**YOUR GOAL:** Write out all of the lines below, exactly and completely.

**ENTRIES:**
┌──
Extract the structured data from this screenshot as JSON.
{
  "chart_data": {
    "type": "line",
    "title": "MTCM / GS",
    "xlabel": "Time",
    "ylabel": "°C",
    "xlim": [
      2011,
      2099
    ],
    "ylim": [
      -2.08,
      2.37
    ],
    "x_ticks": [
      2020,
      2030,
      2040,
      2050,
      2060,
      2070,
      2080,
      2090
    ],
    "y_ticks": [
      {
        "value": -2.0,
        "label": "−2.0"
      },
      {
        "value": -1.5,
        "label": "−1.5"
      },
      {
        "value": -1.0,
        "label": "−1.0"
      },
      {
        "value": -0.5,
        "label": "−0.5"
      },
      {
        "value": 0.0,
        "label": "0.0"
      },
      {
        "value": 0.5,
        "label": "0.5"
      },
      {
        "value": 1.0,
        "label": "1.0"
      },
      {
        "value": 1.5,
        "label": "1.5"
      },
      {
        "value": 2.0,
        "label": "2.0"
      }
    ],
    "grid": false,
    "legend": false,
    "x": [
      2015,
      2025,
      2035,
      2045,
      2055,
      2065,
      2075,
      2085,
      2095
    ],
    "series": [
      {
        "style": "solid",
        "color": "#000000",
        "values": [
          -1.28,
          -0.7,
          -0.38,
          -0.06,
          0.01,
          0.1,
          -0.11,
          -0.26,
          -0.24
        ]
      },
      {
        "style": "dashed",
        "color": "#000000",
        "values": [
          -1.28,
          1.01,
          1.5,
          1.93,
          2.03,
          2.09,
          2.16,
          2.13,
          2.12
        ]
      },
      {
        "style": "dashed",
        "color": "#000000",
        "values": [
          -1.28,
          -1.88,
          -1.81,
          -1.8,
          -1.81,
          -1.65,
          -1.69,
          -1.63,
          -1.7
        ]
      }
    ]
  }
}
└──
**EXPECTED ANSWER:**
Extract the structured data from this screenshot as JSON.
{
  "chart_data": {
    "type": "line",
    "title": "MTCM / GS",
    "xlabel": "Time",
    "ylabel": "°C",
    "xlim": [
      2011,
      2099
    ],
    "ylim": [
      -2.08,
      2.37
    ],
    "x_ticks": [
      2020,
      2030,
      2040,
      2050,
      2060,
      2070,
      2080,
      2090
    ],
    "y_ticks": [
      {
        "value": -2.0,
        "label": "−2.0"
      },
      {
        "value": -1.5,
        "label": "−1.5"
      },
      {
        "value": -1.0,
        "label": "−1.0"
      },
      {
        "value": -0.5,
        "label": "−0.5"
      },
      {
        "value": 0.0,
        "label": "0.0"
      },
      {
        "value": 0.5,
        "label": "0.5"
      },
      {
        "value": 1.0,
        "label": "1.0"
      },
      {
        "value": 1.5,
        "label": "1.5"
      },
      {
        "value": 2.0,
        "label": "2.0"
      }
    ],
    "grid": false,
    "legend": false,
    "x": [
      2015,
      2025,
      2035,
      2045,
      2055,
      2065,
      2075,
      2085,
      2095
    ],
    "series": [
      {
        "style": "solid",
        "color": "#000000",
        "values": [
          -1.28,
          -0.7,
          -0.38,
          -0.06,
          0.01,
          0.1,
          -0.11,
          -0.26,
          -0.24
        ]
      },
      {
        "style": "dashed",
        "color": "#000000",
        "values": [
          -1.28,
          1.01,
          1.5,
          1.93,
          2.03,
          2.09,
          2.16,
          2.13,
          2.12
        ]
      },
      {
        "style": "dashed",
        "color": "#000000",
        "values": [
          -1.28,
          -1.88,
          -1.81,
          -1.8,
          -1.81,
          -1.65,
          -1.69,
          -1.63,
          -1.7
        ]
      }
    ]
  }
}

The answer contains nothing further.